▶ **Stored data**:
==================================================

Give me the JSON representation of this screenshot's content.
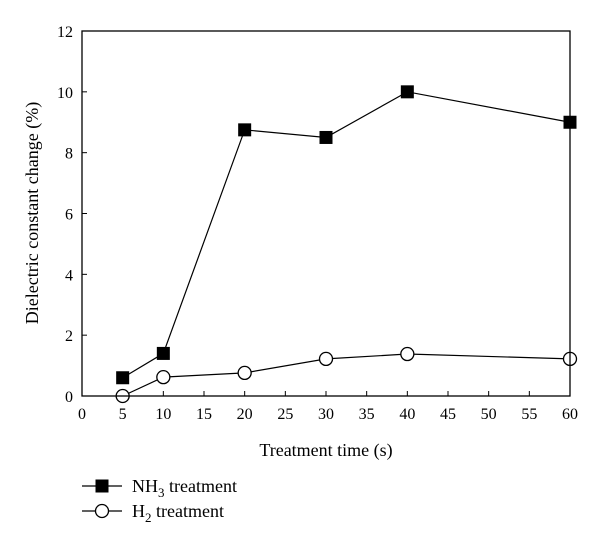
{
  "chart_data": {
    "type": "line",
    "xlabel": "Treatment time (s)",
    "ylabel": "Dielectric constant change (%)",
    "xlim": [
      0,
      60
    ],
    "ylim": [
      0,
      12
    ],
    "x_ticks": [
      "0",
      "5",
      "10",
      "15",
      "20",
      "25",
      "30",
      "35",
      "40",
      "45",
      "50",
      "55",
      "60"
    ],
    "y_ticks": [
      "0",
      "2",
      "4",
      "6",
      "8",
      "10",
      "12"
    ],
    "grid": false,
    "legend_position": "bottom-left, below plot",
    "series": [
      {
        "name": "NH3 treatment",
        "label_main": "NH",
        "label_sub": "3",
        "label_rest": " treatment",
        "marker": "filled-square",
        "color": "#000000",
        "x": [
          5,
          10,
          20,
          30,
          40,
          60
        ],
        "y": [
          0.6,
          1.4,
          8.75,
          8.5,
          10.0,
          9.0
        ]
      },
      {
        "name": "H2 treatment",
        "label_main": "H",
        "label_sub": "2",
        "label_rest": " treatment",
        "marker": "open-circle",
        "color": "#000000",
        "x": [
          5,
          10,
          20,
          30,
          40,
          60
        ],
        "y": [
          0.0,
          0.62,
          0.76,
          1.22,
          1.38,
          1.22
        ]
      }
    ]
  }
}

==================================================

▶ **Exercise description**:
Return the material word for word. Pictures are not part of the copy.

▶ **Exercise response**:
Give me the JSON representation of this screenshot's content.
{
  "chart_data": {
    "type": "line",
    "xlabel": "Treatment time (s)",
    "ylabel": "Dielectric constant change (%)",
    "xlim": [
      0,
      60
    ],
    "ylim": [
      0,
      12
    ],
    "x_ticks": [
      "0",
      "5",
      "10",
      "15",
      "20",
      "25",
      "30",
      "35",
      "40",
      "45",
      "50",
      "55",
      "60"
    ],
    "y_ticks": [
      "0",
      "2",
      "4",
      "6",
      "8",
      "10",
      "12"
    ],
    "grid": false,
    "legend_position": "bottom-left, below plot",
    "series": [
      {
        "name": "NH3 treatment",
        "label_main": "NH",
        "label_sub": "3",
        "label_rest": " treatment",
        "marker": "filled-square",
        "color": "#000000",
        "x": [
          5,
          10,
          20,
          30,
          40,
          60
        ],
        "y": [
          0.6,
          1.4,
          8.75,
          8.5,
          10.0,
          9.0
        ]
      },
      {
        "name": "H2 treatment",
        "label_main": "H",
        "label_sub": "2",
        "label_rest": " treatment",
        "marker": "open-circle",
        "color": "#000000",
        "x": [
          5,
          10,
          20,
          30,
          40,
          60
        ],
        "y": [
          0.0,
          0.62,
          0.76,
          1.22,
          1.38,
          1.22
        ]
      }
    ]
  }
}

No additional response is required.